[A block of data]
________________
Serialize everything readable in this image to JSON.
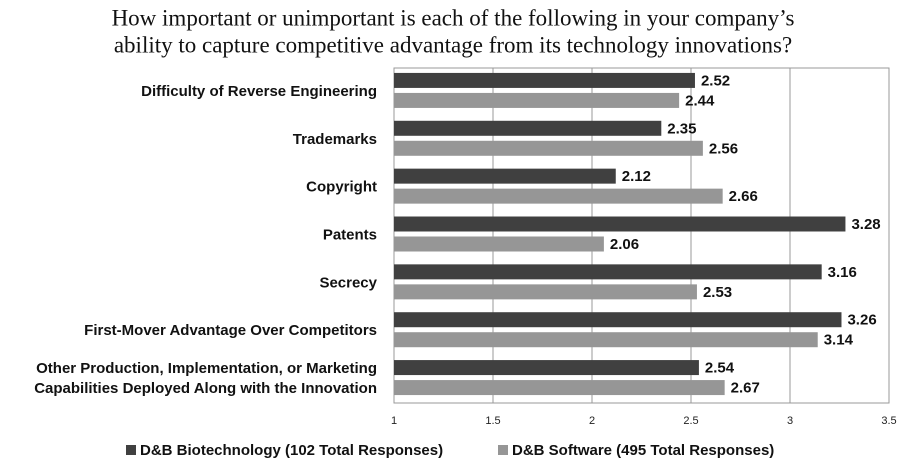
{
  "chart_data": {
    "type": "bar",
    "orientation": "horizontal",
    "title": "How important or unimportant is each of the following in your company’s\nability to capture competitive advantage from its technology innovations?",
    "categories": [
      "Difficulty of Reverse Engineering",
      "Trademarks",
      "Copyright",
      "Patents",
      "Secrecy",
      "First-Mover Advantage Over Competitors",
      "Other Production, Implementation, or Marketing\nCapabilities Deployed Along with the Innovation"
    ],
    "series": [
      {
        "name": "D&B Biotechnology (102 Total Responses)",
        "color": "#404040",
        "values": [
          2.52,
          2.35,
          2.12,
          3.28,
          3.16,
          3.26,
          2.54
        ]
      },
      {
        "name": "D&B Software (495 Total Responses)",
        "color": "#969696",
        "values": [
          2.44,
          2.56,
          2.66,
          2.06,
          2.53,
          3.14,
          2.67
        ]
      }
    ],
    "xlim": [
      1,
      3.5
    ],
    "xticks": [
      1,
      1.5,
      2,
      2.5,
      3,
      3.5
    ],
    "grid": true,
    "legend": "bottom"
  }
}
________________
* **Your task**
Verbatim reproduction of every record is required; images are left out.

* **Solution to the problem**
Serialize everything readable in this image to JSON.
{
  "chart_data": {
    "type": "bar",
    "orientation": "horizontal",
    "title": "How important or unimportant is each of the following in your company’s\nability to capture competitive advantage from its technology innovations?",
    "categories": [
      "Difficulty of Reverse Engineering",
      "Trademarks",
      "Copyright",
      "Patents",
      "Secrecy",
      "First-Mover Advantage Over Competitors",
      "Other Production, Implementation, or Marketing\nCapabilities Deployed Along with the Innovation"
    ],
    "series": [
      {
        "name": "D&B Biotechnology (102 Total Responses)",
        "color": "#404040",
        "values": [
          2.52,
          2.35,
          2.12,
          3.28,
          3.16,
          3.26,
          2.54
        ]
      },
      {
        "name": "D&B Software (495 Total Responses)",
        "color": "#969696",
        "values": [
          2.44,
          2.56,
          2.66,
          2.06,
          2.53,
          3.14,
          2.67
        ]
      }
    ],
    "xlim": [
      1,
      3.5
    ],
    "xticks": [
      1,
      1.5,
      2,
      2.5,
      3,
      3.5
    ],
    "grid": true,
    "legend": "bottom"
  }
}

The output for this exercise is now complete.